* **Task**: Count lines, not occurrences: give the number of lines holding the word "hour", and nothing besides.

* **Data for this task**:
=-=-=-=-=

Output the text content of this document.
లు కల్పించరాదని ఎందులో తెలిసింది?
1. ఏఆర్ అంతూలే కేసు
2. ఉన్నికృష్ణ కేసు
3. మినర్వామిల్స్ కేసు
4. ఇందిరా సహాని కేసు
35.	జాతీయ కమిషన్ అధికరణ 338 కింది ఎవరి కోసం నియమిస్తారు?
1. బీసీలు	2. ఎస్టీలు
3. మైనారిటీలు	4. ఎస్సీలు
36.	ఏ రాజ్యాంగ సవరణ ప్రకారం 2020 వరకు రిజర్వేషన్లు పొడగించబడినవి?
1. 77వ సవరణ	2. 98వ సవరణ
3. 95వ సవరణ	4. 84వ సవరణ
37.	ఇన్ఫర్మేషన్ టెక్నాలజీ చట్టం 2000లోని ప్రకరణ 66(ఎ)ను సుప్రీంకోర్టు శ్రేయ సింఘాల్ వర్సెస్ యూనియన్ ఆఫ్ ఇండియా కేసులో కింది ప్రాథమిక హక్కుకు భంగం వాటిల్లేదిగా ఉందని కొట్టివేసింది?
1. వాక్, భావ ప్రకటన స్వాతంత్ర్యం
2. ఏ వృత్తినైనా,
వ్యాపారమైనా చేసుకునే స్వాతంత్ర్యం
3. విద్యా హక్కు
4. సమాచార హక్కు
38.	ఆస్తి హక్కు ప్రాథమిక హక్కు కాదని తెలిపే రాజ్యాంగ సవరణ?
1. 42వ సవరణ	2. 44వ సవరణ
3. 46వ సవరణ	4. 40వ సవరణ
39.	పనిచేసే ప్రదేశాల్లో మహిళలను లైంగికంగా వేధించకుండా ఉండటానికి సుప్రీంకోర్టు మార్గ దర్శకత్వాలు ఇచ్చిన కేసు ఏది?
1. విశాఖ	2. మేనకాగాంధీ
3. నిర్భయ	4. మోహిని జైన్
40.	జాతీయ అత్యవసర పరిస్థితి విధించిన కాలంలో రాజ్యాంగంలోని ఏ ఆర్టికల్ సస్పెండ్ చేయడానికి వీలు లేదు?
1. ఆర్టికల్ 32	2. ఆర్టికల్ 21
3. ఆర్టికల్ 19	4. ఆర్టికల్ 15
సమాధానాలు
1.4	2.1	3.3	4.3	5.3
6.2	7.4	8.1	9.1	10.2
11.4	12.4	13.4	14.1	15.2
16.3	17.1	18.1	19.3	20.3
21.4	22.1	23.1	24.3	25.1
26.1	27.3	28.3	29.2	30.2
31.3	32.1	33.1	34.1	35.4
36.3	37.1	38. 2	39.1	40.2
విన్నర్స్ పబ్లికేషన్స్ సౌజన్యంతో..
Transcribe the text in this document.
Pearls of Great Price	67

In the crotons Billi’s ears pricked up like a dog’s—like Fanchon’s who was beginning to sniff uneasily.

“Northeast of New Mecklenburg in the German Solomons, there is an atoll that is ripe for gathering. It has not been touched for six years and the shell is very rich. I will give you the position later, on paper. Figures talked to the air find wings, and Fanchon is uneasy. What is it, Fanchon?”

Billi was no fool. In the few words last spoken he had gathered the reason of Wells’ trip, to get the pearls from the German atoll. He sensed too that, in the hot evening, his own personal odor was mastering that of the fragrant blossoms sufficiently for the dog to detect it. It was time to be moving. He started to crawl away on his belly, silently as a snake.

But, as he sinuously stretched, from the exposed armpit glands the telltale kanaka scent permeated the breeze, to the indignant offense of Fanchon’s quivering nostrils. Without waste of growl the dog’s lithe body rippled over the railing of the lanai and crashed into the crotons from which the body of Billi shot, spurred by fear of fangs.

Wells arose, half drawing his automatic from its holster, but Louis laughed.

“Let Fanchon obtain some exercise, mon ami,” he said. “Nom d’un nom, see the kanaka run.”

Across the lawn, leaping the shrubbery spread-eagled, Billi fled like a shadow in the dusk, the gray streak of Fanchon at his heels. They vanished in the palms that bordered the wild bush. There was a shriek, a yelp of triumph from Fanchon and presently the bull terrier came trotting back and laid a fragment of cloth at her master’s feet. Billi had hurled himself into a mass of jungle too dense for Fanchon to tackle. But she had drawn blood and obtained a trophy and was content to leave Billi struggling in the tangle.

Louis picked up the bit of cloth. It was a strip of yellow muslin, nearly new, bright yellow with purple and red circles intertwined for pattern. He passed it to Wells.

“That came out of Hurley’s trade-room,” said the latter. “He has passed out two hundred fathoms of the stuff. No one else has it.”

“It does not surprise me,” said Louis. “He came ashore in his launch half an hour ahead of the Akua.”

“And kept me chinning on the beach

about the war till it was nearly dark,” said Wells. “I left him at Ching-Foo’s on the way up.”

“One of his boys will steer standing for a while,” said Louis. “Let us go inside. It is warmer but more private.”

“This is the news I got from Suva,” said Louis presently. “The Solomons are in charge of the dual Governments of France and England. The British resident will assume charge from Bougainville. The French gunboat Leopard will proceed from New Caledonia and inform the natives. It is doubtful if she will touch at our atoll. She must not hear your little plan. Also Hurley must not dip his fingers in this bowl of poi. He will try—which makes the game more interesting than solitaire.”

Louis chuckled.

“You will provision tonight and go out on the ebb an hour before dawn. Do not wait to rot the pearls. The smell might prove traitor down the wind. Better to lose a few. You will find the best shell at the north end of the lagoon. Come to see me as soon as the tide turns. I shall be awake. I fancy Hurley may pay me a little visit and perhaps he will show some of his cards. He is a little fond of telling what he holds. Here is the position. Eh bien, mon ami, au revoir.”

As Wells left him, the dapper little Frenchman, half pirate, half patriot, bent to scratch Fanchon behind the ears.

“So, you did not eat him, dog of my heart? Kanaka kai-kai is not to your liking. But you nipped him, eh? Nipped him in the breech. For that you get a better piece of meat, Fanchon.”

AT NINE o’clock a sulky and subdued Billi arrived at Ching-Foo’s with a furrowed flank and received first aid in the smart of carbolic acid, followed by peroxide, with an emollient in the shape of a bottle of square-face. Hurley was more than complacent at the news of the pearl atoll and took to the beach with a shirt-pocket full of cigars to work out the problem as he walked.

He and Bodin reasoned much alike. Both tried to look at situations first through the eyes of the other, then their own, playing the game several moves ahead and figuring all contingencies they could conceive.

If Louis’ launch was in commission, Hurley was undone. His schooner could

=-=-=-=-=

* **Solution to this problem**: 2